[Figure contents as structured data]
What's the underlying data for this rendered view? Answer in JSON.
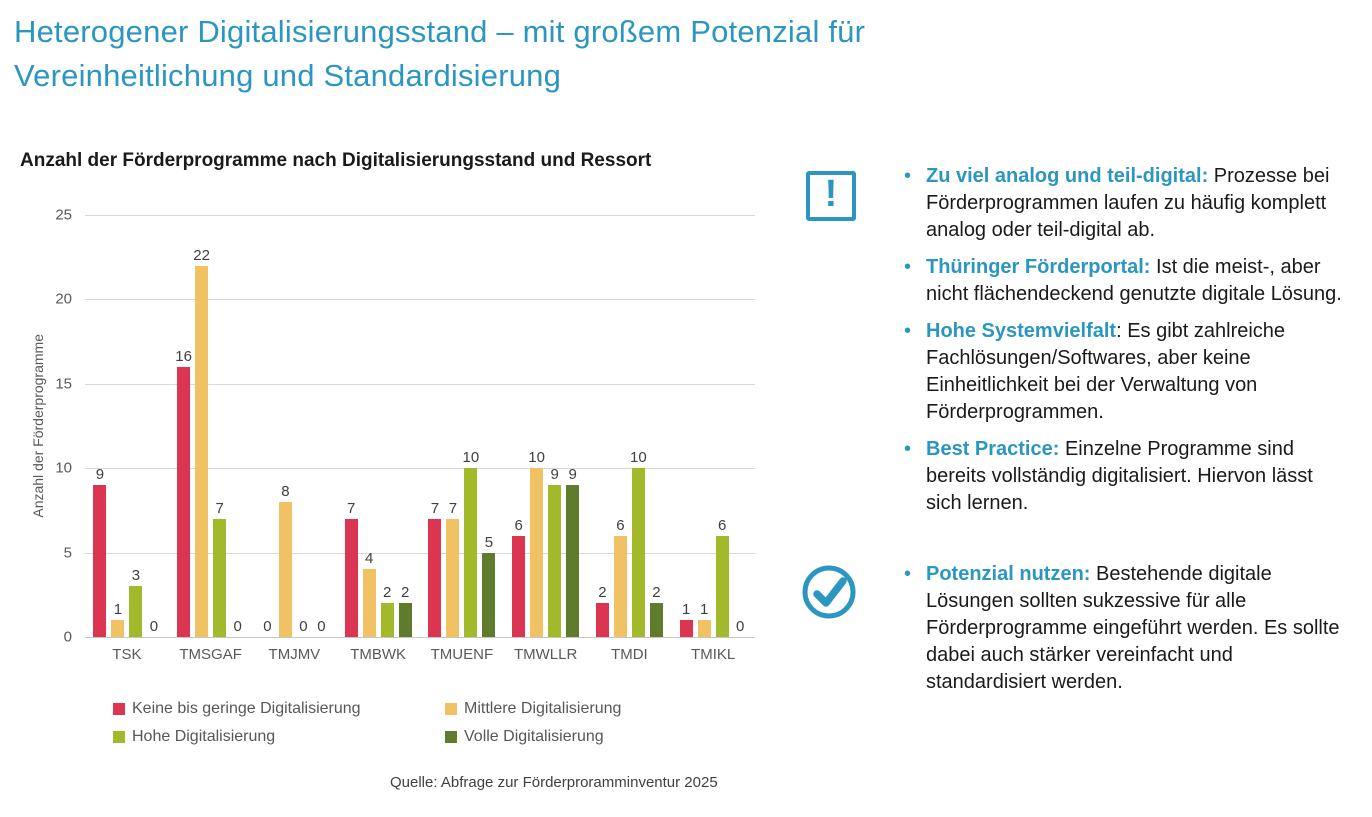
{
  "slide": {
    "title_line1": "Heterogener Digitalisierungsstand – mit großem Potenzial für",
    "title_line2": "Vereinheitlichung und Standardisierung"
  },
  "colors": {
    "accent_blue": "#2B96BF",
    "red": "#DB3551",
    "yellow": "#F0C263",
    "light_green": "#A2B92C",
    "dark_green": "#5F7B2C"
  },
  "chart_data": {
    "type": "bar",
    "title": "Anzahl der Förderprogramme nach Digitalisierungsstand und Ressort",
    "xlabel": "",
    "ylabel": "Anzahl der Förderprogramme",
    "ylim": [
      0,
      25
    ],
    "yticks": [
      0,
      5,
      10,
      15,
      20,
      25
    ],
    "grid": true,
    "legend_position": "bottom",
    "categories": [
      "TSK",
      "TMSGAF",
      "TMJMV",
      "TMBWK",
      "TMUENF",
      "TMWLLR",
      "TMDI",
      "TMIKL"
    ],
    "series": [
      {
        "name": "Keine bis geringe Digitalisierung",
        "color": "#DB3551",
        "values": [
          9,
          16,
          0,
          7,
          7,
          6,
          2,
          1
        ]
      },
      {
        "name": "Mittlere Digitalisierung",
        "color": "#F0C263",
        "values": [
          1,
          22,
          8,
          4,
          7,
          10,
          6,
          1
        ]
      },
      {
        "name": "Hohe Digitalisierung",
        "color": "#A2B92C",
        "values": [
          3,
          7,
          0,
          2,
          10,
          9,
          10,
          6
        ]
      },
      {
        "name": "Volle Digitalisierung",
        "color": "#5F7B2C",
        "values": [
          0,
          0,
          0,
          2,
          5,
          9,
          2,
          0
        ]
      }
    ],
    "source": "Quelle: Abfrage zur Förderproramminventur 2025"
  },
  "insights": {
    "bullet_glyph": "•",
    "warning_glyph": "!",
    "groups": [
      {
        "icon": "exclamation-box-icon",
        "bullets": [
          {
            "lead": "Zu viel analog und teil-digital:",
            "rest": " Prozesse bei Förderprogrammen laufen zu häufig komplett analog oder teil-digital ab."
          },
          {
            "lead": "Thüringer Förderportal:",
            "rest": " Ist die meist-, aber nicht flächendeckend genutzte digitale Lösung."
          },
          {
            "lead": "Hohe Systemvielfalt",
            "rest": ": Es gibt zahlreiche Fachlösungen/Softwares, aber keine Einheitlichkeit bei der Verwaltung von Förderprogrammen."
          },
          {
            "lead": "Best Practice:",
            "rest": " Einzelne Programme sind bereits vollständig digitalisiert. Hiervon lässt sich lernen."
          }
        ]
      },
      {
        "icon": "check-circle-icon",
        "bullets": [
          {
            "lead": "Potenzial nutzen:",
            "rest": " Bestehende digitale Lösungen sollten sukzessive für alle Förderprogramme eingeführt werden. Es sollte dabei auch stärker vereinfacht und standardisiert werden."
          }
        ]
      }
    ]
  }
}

*Task objective:* Reproduce every line above as written, skipping pictures.

*Answer to this task:*
What's the underlying data for this rendered view? Answer in JSON.
{
  "slide": {
    "title_line1": "Heterogener Digitalisierungsstand – mit großem Potenzial für",
    "title_line2": "Vereinheitlichung und Standardisierung"
  },
  "colors": {
    "accent_blue": "#2B96BF",
    "red": "#DB3551",
    "yellow": "#F0C263",
    "light_green": "#A2B92C",
    "dark_green": "#5F7B2C"
  },
  "chart_data": {
    "type": "bar",
    "title": "Anzahl der Förderprogramme nach Digitalisierungsstand und Ressort",
    "xlabel": "",
    "ylabel": "Anzahl der Förderprogramme",
    "ylim": [
      0,
      25
    ],
    "yticks": [
      0,
      5,
      10,
      15,
      20,
      25
    ],
    "grid": true,
    "legend_position": "bottom",
    "categories": [
      "TSK",
      "TMSGAF",
      "TMJMV",
      "TMBWK",
      "TMUENF",
      "TMWLLR",
      "TMDI",
      "TMIKL"
    ],
    "series": [
      {
        "name": "Keine bis geringe Digitalisierung",
        "color": "#DB3551",
        "values": [
          9,
          16,
          0,
          7,
          7,
          6,
          2,
          1
        ]
      },
      {
        "name": "Mittlere Digitalisierung",
        "color": "#F0C263",
        "values": [
          1,
          22,
          8,
          4,
          7,
          10,
          6,
          1
        ]
      },
      {
        "name": "Hohe Digitalisierung",
        "color": "#A2B92C",
        "values": [
          3,
          7,
          0,
          2,
          10,
          9,
          10,
          6
        ]
      },
      {
        "name": "Volle Digitalisierung",
        "color": "#5F7B2C",
        "values": [
          0,
          0,
          0,
          2,
          5,
          9,
          2,
          0
        ]
      }
    ],
    "source": "Quelle: Abfrage zur Förderproramminventur 2025"
  },
  "insights": {
    "bullet_glyph": "•",
    "warning_glyph": "!",
    "groups": [
      {
        "icon": "exclamation-box-icon",
        "bullets": [
          {
            "lead": "Zu viel analog und teil-digital:",
            "rest": " Prozesse bei Förderprogrammen laufen zu häufig komplett analog oder teil-digital ab."
          },
          {
            "lead": "Thüringer Förderportal:",
            "rest": " Ist die meist-, aber nicht flächendeckend genutzte digitale Lösung."
          },
          {
            "lead": "Hohe Systemvielfalt",
            "rest": ": Es gibt zahlreiche Fachlösungen/Softwares, aber keine Einheitlichkeit bei der Verwaltung von Förderprogrammen."
          },
          {
            "lead": "Best Practice:",
            "rest": " Einzelne Programme sind bereits vollständig digitalisiert. Hiervon lässt sich lernen."
          }
        ]
      },
      {
        "icon": "check-circle-icon",
        "bullets": [
          {
            "lead": "Potenzial nutzen:",
            "rest": " Bestehende digitale Lösungen sollten sukzessive für alle Förderprogramme eingeführt werden. Es sollte dabei auch stärker vereinfacht und standardisiert werden."
          }
        ]
      }
    ]
  }
}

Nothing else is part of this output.